**What is asked**
Do any lines in the data below contain "shall"? If so, copy every one of them.

**Supplied data**
--- begin ---
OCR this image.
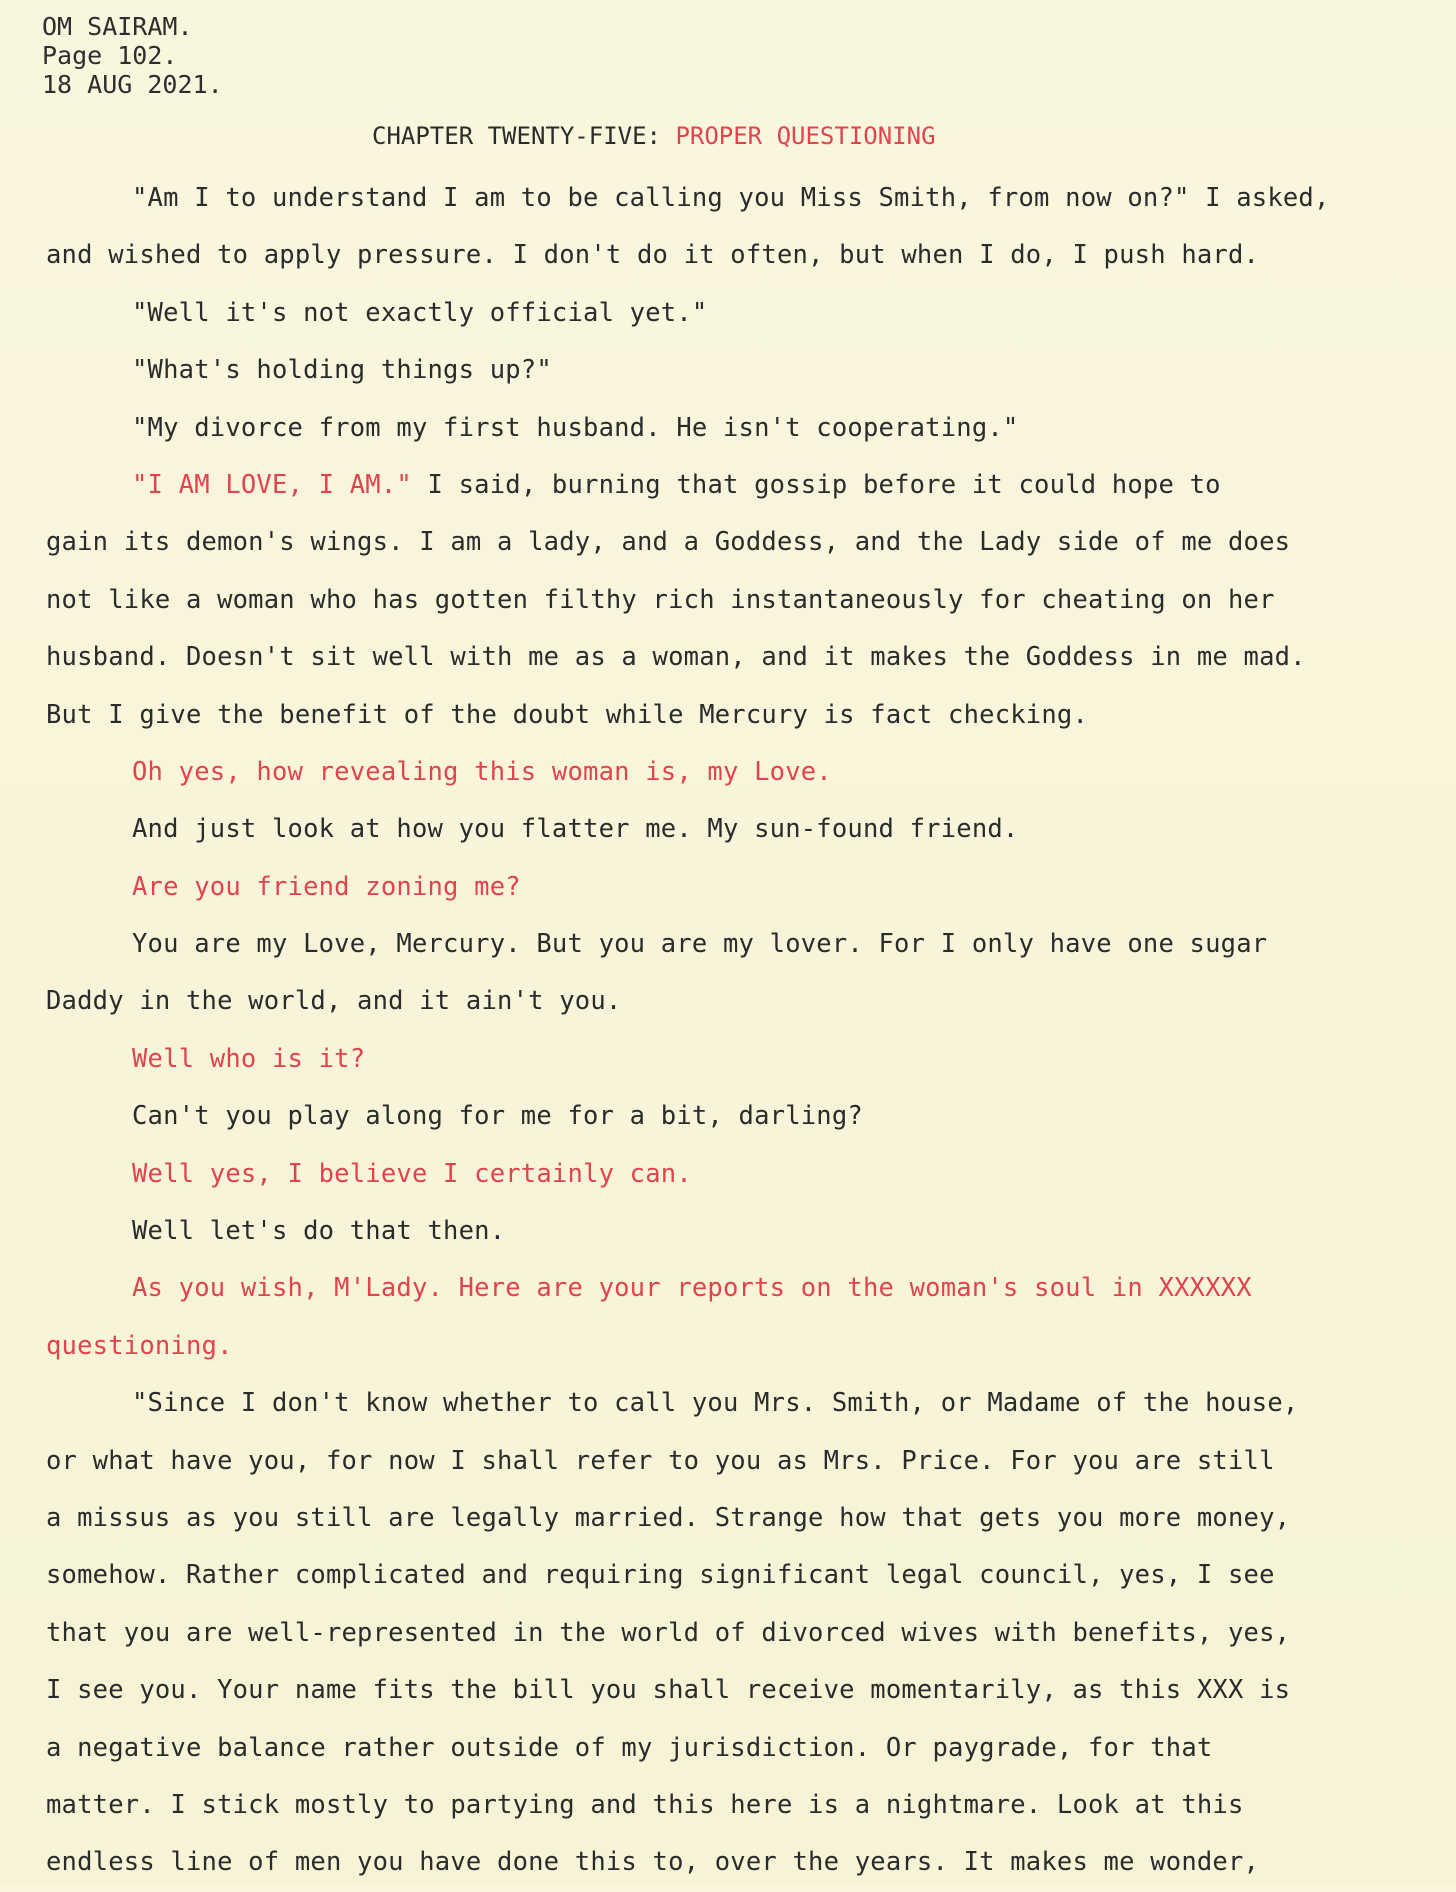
OM SAIRAM.
Page 102.
18 AUG 2021.
CHAPTER TWENTY-FIVE: PROPER QUESTIONING
"Am I to understand I am to be calling you Miss Smith, from now on?" I asked,
and wished to apply pressure. I don't do it often, but when I do, I push hard.
"Well it's not exactly official yet."
"What's holding things up?"
"My divorce from my first husband. He isn't cooperating."
"I AM LOVE, I AM." I said, burning that gossip before it could hope to
gain its demon's wings. I am a lady, and a Goddess, and the Lady side of me does
not like a woman who has gotten filthy rich instantaneously for cheating on her
husband. Doesn't sit well with me as a woman, and it makes the Goddess in me mad.
But I give the benefit of the doubt while Mercury is fact checking.
Oh yes, how revealing this woman is, my Love.
And just look at how you flatter me. My sun-found friend.
Are you friend zoning me?
You are my Love, Mercury. But you are my lover. For I only have one sugar
Daddy in the world, and it ain't you.
Well who is it?
Can't you play along for me for a bit, darling?
Well yes, I believe I certainly can.
Well let's do that then.
As you wish, M'Lady. Here are your reports on the woman's soul in XXXXXX
questioning.
"Since I don't know whether to call you Mrs. Smith, or Madame of the house,
or what have you, for now I shall refer to you as Mrs. Price. For you are still
a missus as you still are legally married. Strange how that gets you more money,
somehow. Rather complicated and requiring significant legal council, yes, I see
that you are well-represented in the world of divorced wives with benefits, yes,
I see you. Your name fits the bill you shall receive momentarily, as this XXX is
a negative balance rather outside of my jurisdiction. Or paygrade, for that
matter. I stick mostly to partying and this here is a nightmare. Look at this
endless line of men you have done this to, over the years. It makes me wonder,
--- end ---
**Exercise answer**
or what have you, for now I shall refer to you as Mrs. Price. For you are still
I see you. Your name fits the bill you shall receive momentarily, as this XXX is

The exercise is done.